Source data:
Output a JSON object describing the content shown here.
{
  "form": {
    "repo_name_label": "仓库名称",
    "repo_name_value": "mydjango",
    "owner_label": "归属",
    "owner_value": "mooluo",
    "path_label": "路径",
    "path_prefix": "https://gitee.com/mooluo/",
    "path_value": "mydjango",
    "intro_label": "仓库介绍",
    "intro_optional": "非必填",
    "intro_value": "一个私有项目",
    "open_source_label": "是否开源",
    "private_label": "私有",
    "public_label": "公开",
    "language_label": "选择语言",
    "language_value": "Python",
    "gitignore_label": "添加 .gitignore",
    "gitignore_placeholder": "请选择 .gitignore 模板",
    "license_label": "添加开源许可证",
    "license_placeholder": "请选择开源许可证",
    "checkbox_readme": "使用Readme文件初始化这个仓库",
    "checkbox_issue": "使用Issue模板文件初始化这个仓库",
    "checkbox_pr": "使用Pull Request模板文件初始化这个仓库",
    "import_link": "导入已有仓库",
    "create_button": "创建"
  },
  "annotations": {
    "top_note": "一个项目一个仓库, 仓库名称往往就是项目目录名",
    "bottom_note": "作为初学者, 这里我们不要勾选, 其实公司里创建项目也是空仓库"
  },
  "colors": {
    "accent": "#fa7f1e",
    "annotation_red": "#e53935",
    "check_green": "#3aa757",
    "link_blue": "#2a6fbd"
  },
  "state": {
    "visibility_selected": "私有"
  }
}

Task requirements: Each entry is to be returned in full, character for character.

Output of the exercise:
Output a JSON object describing the content shown here.
{
  "form": {
    "repo_name_label": "仓库名称",
    "repo_name_value": "mydjango",
    "owner_label": "归属",
    "owner_value": "mooluo",
    "path_label": "路径",
    "path_prefix": "https://gitee.com/mooluo/",
    "path_value": "mydjango",
    "intro_label": "仓库介绍",
    "intro_optional": "非必填",
    "intro_value": "一个私有项目",
    "open_source_label": "是否开源",
    "private_label": "私有",
    "public_label": "公开",
    "language_label": "选择语言",
    "language_value": "Python",
    "gitignore_label": "添加 .gitignore",
    "gitignore_placeholder": "请选择 .gitignore 模板",
    "license_label": "添加开源许可证",
    "license_placeholder": "请选择开源许可证",
    "checkbox_readme": "使用Readme文件初始化这个仓库",
    "checkbox_issue": "使用Issue模板文件初始化这个仓库",
    "checkbox_pr": "使用Pull Request模板文件初始化这个仓库",
    "import_link": "导入已有仓库",
    "create_button": "创建"
  },
  "annotations": {
    "top_note": "一个项目一个仓库, 仓库名称往往就是项目目录名",
    "bottom_note": "作为初学者, 这里我们不要勾选, 其实公司里创建项目也是空仓库"
  },
  "colors": {
    "accent": "#fa7f1e",
    "annotation_red": "#e53935",
    "check_green": "#3aa757",
    "link_blue": "#2a6fbd"
  },
  "state": {
    "visibility_selected": "私有"
  }
}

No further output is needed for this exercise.